Segment Open

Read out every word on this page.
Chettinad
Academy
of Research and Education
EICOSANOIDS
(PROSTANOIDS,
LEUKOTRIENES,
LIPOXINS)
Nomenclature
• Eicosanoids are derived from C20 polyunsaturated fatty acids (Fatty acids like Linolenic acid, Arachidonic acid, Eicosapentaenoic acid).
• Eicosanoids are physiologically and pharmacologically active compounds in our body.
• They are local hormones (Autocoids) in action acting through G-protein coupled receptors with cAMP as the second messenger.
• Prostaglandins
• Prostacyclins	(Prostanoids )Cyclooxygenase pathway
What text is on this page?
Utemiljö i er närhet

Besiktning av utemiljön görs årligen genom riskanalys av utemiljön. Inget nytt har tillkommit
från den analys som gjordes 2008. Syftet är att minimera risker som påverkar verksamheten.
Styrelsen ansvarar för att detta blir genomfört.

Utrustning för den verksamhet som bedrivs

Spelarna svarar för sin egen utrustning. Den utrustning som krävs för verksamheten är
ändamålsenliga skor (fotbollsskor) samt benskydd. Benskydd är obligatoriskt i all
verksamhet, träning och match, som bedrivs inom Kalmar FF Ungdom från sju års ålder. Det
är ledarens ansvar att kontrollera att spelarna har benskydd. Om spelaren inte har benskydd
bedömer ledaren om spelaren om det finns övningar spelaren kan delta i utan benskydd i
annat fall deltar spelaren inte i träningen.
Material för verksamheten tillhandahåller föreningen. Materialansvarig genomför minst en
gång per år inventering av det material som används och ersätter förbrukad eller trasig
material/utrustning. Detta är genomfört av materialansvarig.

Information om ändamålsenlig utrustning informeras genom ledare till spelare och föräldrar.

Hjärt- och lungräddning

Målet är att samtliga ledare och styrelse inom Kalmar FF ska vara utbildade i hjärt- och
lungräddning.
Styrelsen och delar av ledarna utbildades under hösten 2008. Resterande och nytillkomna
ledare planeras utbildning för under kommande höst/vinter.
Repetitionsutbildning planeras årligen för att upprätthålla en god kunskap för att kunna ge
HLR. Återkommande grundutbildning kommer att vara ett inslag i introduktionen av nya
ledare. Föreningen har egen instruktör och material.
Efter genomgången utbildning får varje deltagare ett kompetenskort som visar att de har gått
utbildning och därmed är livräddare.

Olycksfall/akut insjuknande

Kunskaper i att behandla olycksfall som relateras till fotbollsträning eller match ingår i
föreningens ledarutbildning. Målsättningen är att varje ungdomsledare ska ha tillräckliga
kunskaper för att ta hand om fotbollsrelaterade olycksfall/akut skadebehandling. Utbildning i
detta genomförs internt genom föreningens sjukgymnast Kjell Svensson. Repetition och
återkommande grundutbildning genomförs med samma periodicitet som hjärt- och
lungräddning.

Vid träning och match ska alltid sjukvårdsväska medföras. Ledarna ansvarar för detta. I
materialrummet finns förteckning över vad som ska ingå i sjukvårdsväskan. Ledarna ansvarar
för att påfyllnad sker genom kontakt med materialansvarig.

Segment Closed

Wherever "ansvarar" appears in a line of the entries, copy that line.

*TASK OUTPUT*
Styrelsen ansvarar för att detta blir genomfört.
Vid träning och match ska alltid sjukvårdsväska medföras. Ledarna ansvarar för detta. I
materialrummet finns förteckning över vad som ska ingå i sjukvårdsväskan. Ledarna ansvarar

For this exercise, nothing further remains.